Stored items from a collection
◇ ◇ ◇ ◇ ◇

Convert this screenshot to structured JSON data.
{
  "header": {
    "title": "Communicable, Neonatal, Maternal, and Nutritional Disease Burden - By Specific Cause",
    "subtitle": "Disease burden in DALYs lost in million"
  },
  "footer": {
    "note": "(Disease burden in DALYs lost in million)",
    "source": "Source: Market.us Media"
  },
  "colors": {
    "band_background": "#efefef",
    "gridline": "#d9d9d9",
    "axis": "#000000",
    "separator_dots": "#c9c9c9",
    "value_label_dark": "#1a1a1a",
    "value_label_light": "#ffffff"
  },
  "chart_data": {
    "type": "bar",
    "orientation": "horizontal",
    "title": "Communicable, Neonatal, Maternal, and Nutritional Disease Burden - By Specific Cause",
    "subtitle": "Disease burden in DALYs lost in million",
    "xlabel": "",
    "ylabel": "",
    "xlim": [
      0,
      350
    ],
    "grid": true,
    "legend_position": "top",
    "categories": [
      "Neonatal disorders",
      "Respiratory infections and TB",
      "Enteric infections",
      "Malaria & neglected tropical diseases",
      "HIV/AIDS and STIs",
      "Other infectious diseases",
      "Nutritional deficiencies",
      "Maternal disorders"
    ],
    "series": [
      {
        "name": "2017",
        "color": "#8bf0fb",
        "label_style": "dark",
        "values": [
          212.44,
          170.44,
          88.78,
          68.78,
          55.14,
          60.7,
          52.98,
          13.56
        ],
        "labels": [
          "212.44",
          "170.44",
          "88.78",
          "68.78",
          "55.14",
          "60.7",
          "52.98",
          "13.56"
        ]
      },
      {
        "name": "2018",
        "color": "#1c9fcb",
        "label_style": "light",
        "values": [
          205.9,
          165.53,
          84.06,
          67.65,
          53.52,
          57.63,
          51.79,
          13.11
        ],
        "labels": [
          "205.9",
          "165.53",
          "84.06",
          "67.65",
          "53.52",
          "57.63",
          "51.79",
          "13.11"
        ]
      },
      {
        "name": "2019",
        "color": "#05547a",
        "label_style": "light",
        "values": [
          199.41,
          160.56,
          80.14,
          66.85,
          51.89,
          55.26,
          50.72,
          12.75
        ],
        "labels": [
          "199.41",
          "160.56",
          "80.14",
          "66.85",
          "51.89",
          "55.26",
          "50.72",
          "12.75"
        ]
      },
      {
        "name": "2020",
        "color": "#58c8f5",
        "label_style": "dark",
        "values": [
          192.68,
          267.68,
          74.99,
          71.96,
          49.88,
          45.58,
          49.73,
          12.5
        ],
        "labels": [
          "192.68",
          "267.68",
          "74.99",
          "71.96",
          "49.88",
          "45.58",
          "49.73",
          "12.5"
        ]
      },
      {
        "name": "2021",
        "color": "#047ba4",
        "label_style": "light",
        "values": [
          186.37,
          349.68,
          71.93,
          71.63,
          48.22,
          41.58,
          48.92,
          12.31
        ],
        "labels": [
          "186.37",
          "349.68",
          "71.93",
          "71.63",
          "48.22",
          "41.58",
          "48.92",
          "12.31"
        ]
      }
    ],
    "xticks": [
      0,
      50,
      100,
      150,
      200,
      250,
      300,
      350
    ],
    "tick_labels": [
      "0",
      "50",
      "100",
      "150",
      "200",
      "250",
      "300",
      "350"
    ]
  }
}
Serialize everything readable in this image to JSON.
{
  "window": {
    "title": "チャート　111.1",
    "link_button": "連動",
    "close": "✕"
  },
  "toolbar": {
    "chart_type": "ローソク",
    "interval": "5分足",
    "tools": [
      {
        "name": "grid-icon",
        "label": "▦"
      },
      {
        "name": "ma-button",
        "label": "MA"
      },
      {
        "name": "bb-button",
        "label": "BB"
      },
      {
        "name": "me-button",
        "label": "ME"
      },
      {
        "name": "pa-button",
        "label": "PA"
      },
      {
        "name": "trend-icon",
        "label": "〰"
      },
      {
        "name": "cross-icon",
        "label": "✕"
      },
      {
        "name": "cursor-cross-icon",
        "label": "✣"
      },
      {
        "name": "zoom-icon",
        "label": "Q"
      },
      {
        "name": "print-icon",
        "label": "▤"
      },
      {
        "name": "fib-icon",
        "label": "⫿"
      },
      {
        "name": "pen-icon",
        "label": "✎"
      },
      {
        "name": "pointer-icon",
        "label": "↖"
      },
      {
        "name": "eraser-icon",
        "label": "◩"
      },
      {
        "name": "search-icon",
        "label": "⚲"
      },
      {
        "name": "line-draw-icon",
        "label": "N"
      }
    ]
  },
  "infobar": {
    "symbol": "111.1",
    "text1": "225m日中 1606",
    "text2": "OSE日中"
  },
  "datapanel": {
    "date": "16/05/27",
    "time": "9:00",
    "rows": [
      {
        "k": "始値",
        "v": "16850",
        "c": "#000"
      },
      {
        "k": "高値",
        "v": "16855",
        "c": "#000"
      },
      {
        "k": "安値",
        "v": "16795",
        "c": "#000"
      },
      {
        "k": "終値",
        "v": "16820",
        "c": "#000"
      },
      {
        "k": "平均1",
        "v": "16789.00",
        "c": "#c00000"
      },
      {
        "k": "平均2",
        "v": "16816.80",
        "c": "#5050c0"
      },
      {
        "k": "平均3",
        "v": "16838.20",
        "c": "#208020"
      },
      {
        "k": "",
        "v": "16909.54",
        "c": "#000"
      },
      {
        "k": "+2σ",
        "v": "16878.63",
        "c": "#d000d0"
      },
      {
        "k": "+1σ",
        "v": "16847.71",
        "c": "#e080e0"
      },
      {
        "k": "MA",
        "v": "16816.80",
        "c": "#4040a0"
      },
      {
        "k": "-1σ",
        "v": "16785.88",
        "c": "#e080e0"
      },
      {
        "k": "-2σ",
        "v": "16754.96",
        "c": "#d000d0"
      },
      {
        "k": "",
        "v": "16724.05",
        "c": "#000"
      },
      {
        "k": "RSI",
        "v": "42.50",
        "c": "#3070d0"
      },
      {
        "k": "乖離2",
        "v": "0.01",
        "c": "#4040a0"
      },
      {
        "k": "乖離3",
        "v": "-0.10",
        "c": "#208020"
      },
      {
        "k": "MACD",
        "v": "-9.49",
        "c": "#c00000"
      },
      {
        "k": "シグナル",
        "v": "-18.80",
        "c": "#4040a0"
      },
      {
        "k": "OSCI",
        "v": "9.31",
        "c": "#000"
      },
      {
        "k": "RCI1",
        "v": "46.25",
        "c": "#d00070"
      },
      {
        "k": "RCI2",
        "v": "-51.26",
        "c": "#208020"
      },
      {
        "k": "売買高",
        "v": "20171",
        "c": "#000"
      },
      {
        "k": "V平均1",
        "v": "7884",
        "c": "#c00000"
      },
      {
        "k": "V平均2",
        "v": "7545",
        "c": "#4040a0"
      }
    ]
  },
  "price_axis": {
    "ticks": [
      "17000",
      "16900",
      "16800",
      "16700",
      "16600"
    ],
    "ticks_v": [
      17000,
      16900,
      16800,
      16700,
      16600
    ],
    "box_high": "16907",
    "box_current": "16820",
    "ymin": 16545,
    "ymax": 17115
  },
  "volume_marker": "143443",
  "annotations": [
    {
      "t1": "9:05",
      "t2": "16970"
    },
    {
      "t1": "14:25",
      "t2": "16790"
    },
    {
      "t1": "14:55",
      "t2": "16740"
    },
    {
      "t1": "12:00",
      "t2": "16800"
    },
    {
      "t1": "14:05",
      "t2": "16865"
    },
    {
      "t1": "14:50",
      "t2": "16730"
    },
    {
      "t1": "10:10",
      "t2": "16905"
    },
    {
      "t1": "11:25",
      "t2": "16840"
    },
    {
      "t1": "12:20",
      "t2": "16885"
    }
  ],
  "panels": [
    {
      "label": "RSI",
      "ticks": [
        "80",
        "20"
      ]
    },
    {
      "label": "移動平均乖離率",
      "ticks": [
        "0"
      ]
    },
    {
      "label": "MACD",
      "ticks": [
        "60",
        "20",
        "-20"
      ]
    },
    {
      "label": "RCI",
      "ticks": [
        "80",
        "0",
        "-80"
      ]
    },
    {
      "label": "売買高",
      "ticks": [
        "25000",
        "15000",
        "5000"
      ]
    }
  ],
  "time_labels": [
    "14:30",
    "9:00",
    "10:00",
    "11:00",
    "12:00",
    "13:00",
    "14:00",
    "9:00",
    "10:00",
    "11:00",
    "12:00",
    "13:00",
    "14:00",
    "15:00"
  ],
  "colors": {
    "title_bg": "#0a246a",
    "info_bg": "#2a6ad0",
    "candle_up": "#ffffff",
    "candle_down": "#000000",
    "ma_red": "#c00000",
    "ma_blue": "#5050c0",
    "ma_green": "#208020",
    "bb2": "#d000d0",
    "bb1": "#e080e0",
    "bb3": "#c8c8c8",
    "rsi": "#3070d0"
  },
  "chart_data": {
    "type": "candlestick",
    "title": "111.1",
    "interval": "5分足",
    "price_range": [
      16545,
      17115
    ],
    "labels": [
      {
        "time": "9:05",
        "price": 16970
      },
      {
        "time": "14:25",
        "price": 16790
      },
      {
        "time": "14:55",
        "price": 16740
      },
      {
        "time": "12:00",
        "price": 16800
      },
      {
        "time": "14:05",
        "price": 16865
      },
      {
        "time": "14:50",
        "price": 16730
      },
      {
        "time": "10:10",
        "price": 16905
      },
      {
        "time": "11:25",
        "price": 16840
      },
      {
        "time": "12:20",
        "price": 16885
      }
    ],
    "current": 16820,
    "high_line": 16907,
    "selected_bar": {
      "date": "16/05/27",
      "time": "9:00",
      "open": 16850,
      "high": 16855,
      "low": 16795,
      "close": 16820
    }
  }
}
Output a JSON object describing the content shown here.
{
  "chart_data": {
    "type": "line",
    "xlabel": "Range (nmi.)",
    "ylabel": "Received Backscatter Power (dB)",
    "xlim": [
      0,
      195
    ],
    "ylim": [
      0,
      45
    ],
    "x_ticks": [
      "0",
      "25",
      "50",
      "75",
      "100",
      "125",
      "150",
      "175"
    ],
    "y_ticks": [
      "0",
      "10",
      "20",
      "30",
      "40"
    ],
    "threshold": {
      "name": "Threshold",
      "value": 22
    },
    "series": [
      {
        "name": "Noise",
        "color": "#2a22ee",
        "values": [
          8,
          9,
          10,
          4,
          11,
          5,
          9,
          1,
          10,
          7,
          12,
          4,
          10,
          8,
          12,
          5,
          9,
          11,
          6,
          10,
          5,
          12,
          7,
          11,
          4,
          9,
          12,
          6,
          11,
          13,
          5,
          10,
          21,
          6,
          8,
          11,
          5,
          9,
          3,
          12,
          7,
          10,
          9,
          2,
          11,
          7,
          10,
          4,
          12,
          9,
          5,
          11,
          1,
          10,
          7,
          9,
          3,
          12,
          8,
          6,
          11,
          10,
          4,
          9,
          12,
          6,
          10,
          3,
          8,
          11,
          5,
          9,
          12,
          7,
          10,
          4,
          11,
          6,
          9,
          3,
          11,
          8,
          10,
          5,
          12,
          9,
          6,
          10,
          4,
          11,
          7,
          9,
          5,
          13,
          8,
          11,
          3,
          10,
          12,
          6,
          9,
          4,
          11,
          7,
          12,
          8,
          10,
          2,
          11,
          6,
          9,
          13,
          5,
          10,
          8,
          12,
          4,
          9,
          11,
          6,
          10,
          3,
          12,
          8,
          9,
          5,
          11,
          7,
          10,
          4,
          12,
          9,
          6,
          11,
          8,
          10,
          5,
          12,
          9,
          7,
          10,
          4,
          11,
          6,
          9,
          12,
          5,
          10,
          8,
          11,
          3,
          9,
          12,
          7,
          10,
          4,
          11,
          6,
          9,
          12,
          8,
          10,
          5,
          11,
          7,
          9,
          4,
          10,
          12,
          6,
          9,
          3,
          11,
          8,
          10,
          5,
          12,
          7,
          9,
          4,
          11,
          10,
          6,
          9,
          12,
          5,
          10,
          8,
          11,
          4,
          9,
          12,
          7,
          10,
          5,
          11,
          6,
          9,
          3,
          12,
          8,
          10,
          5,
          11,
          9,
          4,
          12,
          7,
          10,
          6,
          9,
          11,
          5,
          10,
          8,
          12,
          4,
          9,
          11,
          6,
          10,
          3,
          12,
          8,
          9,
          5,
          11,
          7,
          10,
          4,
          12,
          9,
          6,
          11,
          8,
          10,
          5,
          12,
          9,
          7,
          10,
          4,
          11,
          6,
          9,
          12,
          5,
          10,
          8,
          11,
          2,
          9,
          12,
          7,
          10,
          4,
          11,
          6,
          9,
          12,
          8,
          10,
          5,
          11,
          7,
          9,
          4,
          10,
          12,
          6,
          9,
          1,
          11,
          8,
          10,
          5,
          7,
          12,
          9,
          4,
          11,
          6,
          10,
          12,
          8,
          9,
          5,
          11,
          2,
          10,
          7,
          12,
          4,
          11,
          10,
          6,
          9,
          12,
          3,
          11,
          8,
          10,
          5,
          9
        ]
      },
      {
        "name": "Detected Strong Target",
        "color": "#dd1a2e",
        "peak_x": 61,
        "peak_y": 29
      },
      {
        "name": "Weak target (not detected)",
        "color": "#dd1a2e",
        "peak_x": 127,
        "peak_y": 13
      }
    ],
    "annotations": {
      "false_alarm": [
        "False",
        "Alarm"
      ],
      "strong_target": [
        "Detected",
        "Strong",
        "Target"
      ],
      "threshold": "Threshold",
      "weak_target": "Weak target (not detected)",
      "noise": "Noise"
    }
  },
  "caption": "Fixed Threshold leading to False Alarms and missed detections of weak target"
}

◇ ◇ ◇ ◇ ◇

§ **WHAT THE TASK REQUIRES**:
Which lines hold the word "icon"? Copy all of them.

§ **COMPLETED EXERCISE**:
        "name": "grid-icon",
        "name": "trend-icon",
        "name": "cross-icon",
        "name": "cursor-cross-icon",
        "name": "zoom-icon",
        "name": "print-icon",
        "name": "fib-icon",
        "name": "pen-icon",
        "name": "pointer-icon",
        "name": "eraser-icon",
        "name": "search-icon",
        "name": "line-draw-icon",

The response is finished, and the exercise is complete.